Try it >> Return every entry below exactly as written.

Dataset extract >>
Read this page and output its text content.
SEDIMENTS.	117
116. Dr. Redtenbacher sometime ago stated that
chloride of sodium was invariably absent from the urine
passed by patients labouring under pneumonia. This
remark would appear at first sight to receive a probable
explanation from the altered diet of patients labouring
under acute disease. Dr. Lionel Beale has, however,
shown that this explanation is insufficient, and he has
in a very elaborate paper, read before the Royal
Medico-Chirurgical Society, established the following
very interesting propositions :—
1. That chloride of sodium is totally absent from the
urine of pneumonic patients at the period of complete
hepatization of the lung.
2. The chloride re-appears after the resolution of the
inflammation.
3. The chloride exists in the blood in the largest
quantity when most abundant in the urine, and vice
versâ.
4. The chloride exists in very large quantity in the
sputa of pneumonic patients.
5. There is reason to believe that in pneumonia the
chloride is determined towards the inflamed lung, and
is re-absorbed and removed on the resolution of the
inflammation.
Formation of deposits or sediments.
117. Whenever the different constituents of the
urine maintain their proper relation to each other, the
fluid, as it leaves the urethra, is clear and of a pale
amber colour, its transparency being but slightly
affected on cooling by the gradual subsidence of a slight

Written solution >>
Read this page and output its text content.
SEDIMENTS.	117
116. Dr. Redtenbacher sometime ago stated that
chloride of sodium was invariably absent from the urine
passed by patients labouring under pneumonia. This
remark would appear at first sight to receive a probable
explanation from the altered diet of patients labouring
under acute disease. Dr. Lionel Beale has, however,
shown that this explanation is insufficient, and he has
in a very elaborate paper, read before the Royal
Medico-Chirurgical Society, established the following
very interesting propositions :—
1. That chloride of sodium is totally absent from the
urine of pneumonic patients at the period of complete
hepatization of the lung.
2. The chloride re-appears after the resolution of the
inflammation.
3. The chloride exists in the blood in the largest
quantity when most abundant in the urine, and vice
versâ.
4. The chloride exists in very large quantity in the
sputa of pneumonic patients.
5. There is reason to believe that in pneumonia the
chloride is determined towards the inflamed lung, and
is re-absorbed and removed on the resolution of the
inflammation.
Formation of deposits or sediments.
117. Whenever the different constituents of the
urine maintain their proper relation to each other, the
fluid, as it leaves the urethra, is clear and of a pale
amber colour, its transparency being but slightly
affected on cooling by the gradual subsidence of a slight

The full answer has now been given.